### Collected data
____________

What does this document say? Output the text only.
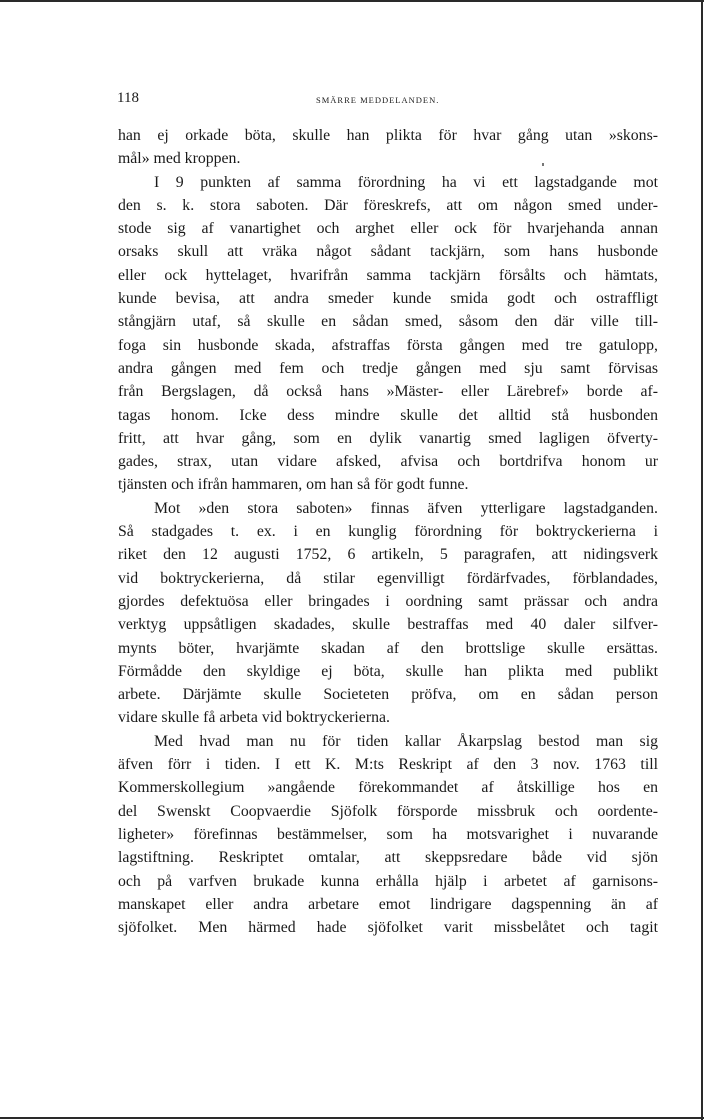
118	SMÄRRE MEDDELANDEN.
han ej orkade böta, skulle han plikta för hvar gång utan »skons-
mål» med kroppen.
I 9 punkten af samma förordning ha vi ett lagstadgande mot
den s. k. stora saboten. Där föreskrefs, att om någon smed under-
stode sig af vanartighet och arghet eller ock för hvarjehanda annan
orsaks skull att vräka något sådant tackjärn, som hans husbonde
eller ock hyttelaget, hvarifrån samma tackjärn försålts och hämtats,
kunde bevisa, att andra smeder kunde smida godt och ostraffligt
stångjärn utaf, så skulle en sådan smed, såsom den där ville till-
foga sin husbonde skada, afstraffas första gången med tre gatulopp,
andra gången med fem och tredje gången med sju samt förvisas
från Bergslagen, då också hans »Mäster- eller Lärebref» borde af-
tagas honom. Icke dess mindre skulle det alltid stå husbonden
fritt, att hvar gång, som en dylik vanartig smed lagligen öfverty-
gades, strax, utan vidare afsked, afvisa och bortdrifva honom ur
tjänsten och ifrån hammaren, om han så för godt funne.
Mot »den stora saboten» finnas äfven ytterligare lagstadganden.
Så stadgades t. ex. i en kunglig förordning för boktryckerierna i
riket den 12 augusti 1752, 6 artikeln, 5 paragrafen, att nidingsverk
vid boktryckerierna, då stilar egenvilligt fördärfvades, förblandades,
gjordes defektuösa eller bringades i oordning samt prässar och andra
verktyg uppsåtligen skadades, skulle bestraffas med 40 daler silfver-
mynts böter, hvarjämte skadan af den brottslige skulle ersättas.
Förmådde den skyldige ej böta, skulle han plikta med publikt
arbete. Därjämte skulle Societeten pröfva, om en sådan person
vidare skulle få arbeta vid boktryckerierna.
Med hvad man nu för tiden kallar Åkarpslag bestod man sig
äfven förr i tiden. I ett K. M:ts Reskript af den 3 nov. 1763 till
Kommerskollegium »angående förekommandet af åtskillige hos en
del Swenskt Coopvaerdie Sjöfolk försporde missbruk och oordente-
ligheter» förefinnas bestämmelser, som ha motsvarighet i nuvarande
lagstiftning. Reskriptet omtalar, att skeppsredare både vid sjön
och på varfven brukade kunna erhålla hjälp i arbetet af garnisons-
manskapet eller andra arbetare emot lindrigare dagspenning än af
sjöfolket. Men härmed hade sjöfolket varit missbelåtet och tagit
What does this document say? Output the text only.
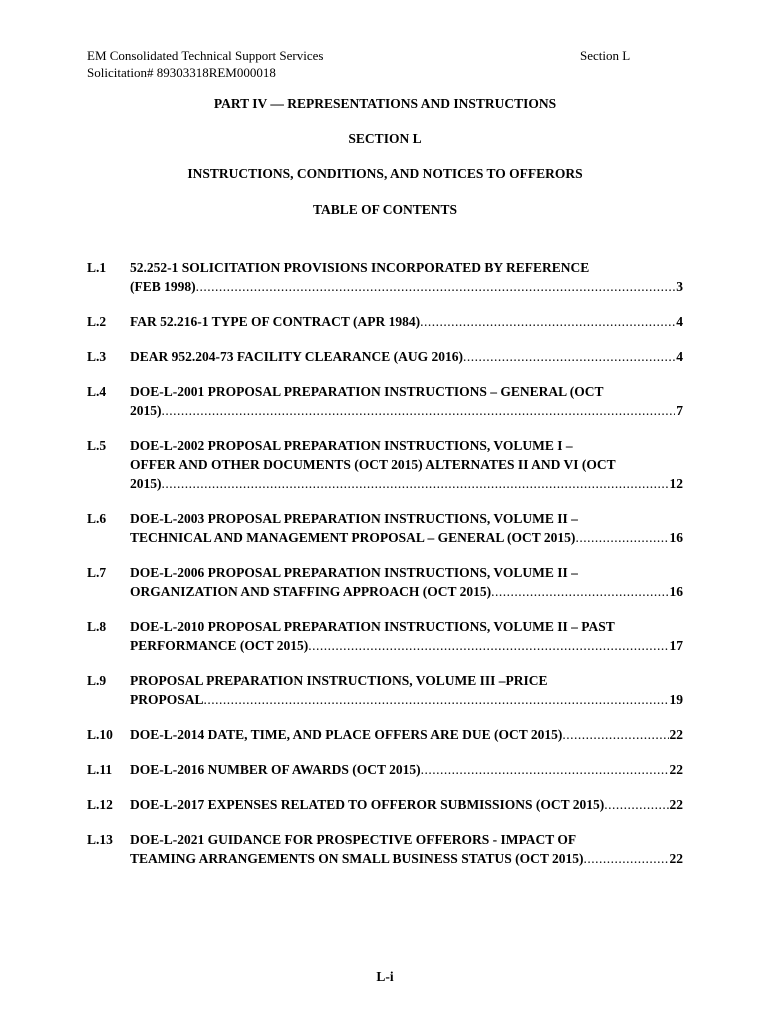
EM Consolidated Technical Support Services
Solicitation# 89303318REM000018
Section L
PART IV — REPRESENTATIONS AND INSTRUCTIONS
SECTION L
INSTRUCTIONS, CONDITIONS, AND NOTICES TO OFFERORS
TABLE OF CONTENTS
L.1	52.252-1 SOLICITATION PROVISIONS INCORPORATED BY REFERENCE
(FEB 1998) .....	3
L.2	FAR 52.216-1 TYPE OF CONTRACT (APR 1984) .....	4
L.3	DEAR 952.204-73 FACILITY CLEARANCE (AUG 2016) .....	4
L.4	DOE-L-2001 PROPOSAL PREPARATION INSTRUCTIONS – GENERAL (OCT
2015) .....	7
L.5	DOE-L-2002 PROPOSAL PREPARATION INSTRUCTIONS, VOLUME I –
OFFER AND OTHER DOCUMENTS (OCT 2015) ALTERNATES II AND VI (OCT
2015) .....	12
L.6	DOE-L-2003 PROPOSAL PREPARATION INSTRUCTIONS, VOLUME II –
TECHNICAL AND MANAGEMENT PROPOSAL – GENERAL (OCT 2015) .....	16
L.7	DOE-L-2006 PROPOSAL PREPARATION INSTRUCTIONS, VOLUME II –
ORGANIZATION AND STAFFING APPROACH (OCT 2015) .....	16
L.8	DOE-L-2010 PROPOSAL PREPARATION INSTRUCTIONS, VOLUME II – PAST
PERFORMANCE (OCT 2015) .....	17
L.9	PROPOSAL PREPARATION INSTRUCTIONS, VOLUME III –PRICE
PROPOSAL .....	19
L.10	DOE-L-2014 DATE, TIME, AND PLACE OFFERS ARE DUE (OCT 2015) .....	22
L.11	DOE-L-2016 NUMBER OF AWARDS (OCT 2015) .....	22
L.12	DOE-L-2017 EXPENSES RELATED TO OFFEROR SUBMISSIONS (OCT 2015) .....	22
L.13	DOE-L-2021 GUIDANCE FOR PROSPECTIVE OFFERORS - IMPACT OF
TEAMING ARRANGEMENTS ON SMALL BUSINESS STATUS (OCT 2015) .....	22
L-i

____________

### Aim of the exercise
Each line containing "saboten" counts once; state the total number of such lines and nothing else.

### Answer to the exercise
2